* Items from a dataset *
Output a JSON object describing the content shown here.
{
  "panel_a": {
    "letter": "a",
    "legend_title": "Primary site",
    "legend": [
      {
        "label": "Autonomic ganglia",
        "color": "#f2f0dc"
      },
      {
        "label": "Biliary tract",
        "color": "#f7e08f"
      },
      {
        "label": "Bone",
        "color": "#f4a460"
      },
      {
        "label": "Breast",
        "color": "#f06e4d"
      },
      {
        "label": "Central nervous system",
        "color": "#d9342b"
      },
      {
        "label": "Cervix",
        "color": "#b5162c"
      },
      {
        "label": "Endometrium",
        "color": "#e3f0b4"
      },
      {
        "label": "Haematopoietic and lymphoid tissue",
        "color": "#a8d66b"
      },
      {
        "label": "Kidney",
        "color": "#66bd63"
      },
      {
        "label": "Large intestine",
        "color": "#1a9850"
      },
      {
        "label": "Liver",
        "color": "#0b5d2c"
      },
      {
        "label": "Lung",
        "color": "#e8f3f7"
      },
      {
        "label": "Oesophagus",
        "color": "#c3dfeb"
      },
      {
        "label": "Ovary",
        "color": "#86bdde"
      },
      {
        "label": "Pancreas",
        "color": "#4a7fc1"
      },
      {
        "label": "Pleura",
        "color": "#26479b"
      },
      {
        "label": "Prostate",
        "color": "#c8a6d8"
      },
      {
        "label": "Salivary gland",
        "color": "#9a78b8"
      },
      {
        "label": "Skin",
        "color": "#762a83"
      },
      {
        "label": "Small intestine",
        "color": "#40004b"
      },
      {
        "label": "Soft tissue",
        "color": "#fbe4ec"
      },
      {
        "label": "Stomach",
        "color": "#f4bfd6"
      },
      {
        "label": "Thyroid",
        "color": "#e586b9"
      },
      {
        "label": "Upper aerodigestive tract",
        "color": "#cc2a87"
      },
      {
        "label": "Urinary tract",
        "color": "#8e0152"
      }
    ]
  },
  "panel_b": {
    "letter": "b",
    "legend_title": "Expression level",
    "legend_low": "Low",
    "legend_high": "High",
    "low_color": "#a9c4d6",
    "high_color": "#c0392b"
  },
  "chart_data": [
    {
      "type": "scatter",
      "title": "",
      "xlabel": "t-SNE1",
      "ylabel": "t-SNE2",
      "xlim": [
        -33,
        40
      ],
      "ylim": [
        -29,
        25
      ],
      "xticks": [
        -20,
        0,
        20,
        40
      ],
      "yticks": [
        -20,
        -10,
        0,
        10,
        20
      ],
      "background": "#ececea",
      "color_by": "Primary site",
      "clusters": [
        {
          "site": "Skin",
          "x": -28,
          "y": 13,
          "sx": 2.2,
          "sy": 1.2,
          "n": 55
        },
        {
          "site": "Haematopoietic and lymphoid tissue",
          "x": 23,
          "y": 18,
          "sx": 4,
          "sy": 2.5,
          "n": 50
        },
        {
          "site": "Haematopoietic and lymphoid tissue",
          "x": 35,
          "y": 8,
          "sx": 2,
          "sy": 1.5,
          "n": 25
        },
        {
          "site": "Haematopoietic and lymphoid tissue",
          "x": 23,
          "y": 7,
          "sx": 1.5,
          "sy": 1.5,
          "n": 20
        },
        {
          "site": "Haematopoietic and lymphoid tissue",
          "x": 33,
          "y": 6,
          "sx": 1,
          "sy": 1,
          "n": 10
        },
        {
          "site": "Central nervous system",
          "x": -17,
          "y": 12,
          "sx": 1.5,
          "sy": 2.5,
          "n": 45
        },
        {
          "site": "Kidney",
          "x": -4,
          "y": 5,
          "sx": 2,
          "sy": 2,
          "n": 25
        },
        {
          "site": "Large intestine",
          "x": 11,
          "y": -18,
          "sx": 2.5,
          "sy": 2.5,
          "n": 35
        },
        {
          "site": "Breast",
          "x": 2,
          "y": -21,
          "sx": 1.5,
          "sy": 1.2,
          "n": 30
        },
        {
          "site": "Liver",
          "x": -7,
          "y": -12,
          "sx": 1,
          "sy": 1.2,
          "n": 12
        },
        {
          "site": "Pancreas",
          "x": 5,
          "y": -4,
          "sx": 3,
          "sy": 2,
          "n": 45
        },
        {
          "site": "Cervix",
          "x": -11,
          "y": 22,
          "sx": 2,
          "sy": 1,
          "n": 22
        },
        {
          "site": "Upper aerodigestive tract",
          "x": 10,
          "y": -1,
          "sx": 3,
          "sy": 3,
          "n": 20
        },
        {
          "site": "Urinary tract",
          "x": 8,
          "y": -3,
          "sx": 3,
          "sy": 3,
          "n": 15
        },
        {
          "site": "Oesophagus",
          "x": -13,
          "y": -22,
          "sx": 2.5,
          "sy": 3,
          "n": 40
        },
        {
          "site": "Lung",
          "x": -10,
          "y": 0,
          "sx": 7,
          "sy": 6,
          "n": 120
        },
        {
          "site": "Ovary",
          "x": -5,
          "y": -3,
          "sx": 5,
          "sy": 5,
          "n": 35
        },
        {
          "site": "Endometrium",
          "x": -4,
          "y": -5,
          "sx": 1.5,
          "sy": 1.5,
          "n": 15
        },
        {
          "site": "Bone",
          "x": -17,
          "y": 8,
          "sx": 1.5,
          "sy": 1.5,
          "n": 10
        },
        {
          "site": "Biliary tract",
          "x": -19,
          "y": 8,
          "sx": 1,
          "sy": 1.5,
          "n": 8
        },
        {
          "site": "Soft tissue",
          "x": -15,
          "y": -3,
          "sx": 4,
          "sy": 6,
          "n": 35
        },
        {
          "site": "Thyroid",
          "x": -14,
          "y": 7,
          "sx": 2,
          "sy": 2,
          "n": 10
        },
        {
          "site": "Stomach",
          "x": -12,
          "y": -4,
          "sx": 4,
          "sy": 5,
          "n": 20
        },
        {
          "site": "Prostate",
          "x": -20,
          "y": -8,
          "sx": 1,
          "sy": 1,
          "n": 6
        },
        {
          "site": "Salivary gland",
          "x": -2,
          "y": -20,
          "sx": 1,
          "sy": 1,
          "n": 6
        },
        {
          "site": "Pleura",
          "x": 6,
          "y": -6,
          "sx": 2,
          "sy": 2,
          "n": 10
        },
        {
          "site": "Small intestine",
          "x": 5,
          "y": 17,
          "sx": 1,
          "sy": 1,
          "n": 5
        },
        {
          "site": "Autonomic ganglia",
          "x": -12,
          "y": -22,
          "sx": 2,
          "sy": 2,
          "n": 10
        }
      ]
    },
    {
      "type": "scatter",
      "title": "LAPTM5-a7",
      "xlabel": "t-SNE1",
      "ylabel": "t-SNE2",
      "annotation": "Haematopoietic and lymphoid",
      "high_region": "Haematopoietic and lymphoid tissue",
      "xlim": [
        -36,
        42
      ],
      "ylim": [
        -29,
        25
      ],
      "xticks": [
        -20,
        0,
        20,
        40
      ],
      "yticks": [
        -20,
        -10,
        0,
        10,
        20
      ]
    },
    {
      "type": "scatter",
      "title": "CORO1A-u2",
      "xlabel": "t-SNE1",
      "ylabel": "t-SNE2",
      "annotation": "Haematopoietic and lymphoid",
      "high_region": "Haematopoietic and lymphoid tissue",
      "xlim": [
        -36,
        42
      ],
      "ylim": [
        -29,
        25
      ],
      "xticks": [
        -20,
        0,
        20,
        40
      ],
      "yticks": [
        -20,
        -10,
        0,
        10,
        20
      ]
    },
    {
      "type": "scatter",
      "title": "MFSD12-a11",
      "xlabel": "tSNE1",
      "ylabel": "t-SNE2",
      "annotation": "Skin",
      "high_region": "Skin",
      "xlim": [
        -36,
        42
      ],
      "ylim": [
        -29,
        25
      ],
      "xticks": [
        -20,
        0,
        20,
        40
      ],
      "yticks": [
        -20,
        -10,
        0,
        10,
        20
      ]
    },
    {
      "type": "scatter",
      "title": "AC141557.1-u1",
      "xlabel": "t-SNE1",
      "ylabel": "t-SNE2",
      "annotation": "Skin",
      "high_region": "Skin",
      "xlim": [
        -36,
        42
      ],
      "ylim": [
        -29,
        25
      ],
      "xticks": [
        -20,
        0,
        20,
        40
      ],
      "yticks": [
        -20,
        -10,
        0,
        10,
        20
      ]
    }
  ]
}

* Task requirements *
Identify each line in the entries with the word "nervous" and copy it.

* Worked answer *
        "label": "Central nervous system",
          "site": "Central nervous system",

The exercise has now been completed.